[Short task] Will you give every entry again exactly as it stands?

______________________________

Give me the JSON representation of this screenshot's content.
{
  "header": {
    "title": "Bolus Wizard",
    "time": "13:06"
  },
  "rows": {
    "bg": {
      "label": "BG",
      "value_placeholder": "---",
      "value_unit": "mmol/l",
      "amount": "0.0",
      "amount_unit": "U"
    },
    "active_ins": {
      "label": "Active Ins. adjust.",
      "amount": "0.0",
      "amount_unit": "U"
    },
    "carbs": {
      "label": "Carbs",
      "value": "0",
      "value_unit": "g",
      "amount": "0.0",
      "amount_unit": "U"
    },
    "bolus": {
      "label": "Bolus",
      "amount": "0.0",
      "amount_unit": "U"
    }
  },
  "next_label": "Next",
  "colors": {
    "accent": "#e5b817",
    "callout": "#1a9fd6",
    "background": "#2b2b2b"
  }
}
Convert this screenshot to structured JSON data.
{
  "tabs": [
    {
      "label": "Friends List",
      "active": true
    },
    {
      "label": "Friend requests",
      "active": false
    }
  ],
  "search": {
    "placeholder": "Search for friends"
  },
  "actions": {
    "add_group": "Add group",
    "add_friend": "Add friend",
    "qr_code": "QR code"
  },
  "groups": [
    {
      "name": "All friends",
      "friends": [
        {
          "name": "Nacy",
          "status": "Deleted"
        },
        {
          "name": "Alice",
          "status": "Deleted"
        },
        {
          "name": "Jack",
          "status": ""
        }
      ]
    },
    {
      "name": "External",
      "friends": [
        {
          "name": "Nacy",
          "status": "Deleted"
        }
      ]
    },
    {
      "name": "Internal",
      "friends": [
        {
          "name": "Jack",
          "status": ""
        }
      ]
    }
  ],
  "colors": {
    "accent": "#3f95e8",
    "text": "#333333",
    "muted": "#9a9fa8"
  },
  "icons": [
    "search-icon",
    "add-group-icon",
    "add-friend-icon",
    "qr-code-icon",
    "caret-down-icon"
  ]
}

______________________________

[Result for this task]
Give me the JSON representation of this screenshot's content.
{
  "header": {
    "title": "Bolus Wizard",
    "time": "13:06"
  },
  "rows": {
    "bg": {
      "label": "BG",
      "value_placeholder": "---",
      "value_unit": "mmol/l",
      "amount": "0.0",
      "amount_unit": "U"
    },
    "active_ins": {
      "label": "Active Ins. adjust.",
      "amount": "0.0",
      "amount_unit": "U"
    },
    "carbs": {
      "label": "Carbs",
      "value": "0",
      "value_unit": "g",
      "amount": "0.0",
      "amount_unit": "U"
    },
    "bolus": {
      "label": "Bolus",
      "amount": "0.0",
      "amount_unit": "U"
    }
  },
  "next_label": "Next",
  "colors": {
    "accent": "#e5b817",
    "callout": "#1a9fd6",
    "background": "#2b2b2b"
  }
}
Convert this screenshot to structured JSON data.
{
  "tabs": [
    {
      "label": "Friends List",
      "active": true
    },
    {
      "label": "Friend requests",
      "active": false
    }
  ],
  "search": {
    "placeholder": "Search for friends"
  },
  "actions": {
    "add_group": "Add group",
    "add_friend": "Add friend",
    "qr_code": "QR code"
  },
  "groups": [
    {
      "name": "All friends",
      "friends": [
        {
          "name": "Nacy",
          "status": "Deleted"
        },
        {
          "name": "Alice",
          "status": "Deleted"
        },
        {
          "name": "Jack",
          "status": ""
        }
      ]
    },
    {
      "name": "External",
      "friends": [
        {
          "name": "Nacy",
          "status": "Deleted"
        }
      ]
    },
    {
      "name": "Internal",
      "friends": [
        {
          "name": "Jack",
          "status": ""
        }
      ]
    }
  ],
  "colors": {
    "accent": "#3f95e8",
    "text": "#333333",
    "muted": "#9a9fa8"
  },
  "icons": [
    "search-icon",
    "add-group-icon",
    "add-friend-icon",
    "qr-code-icon",
    "caret-down-icon"
  ]
}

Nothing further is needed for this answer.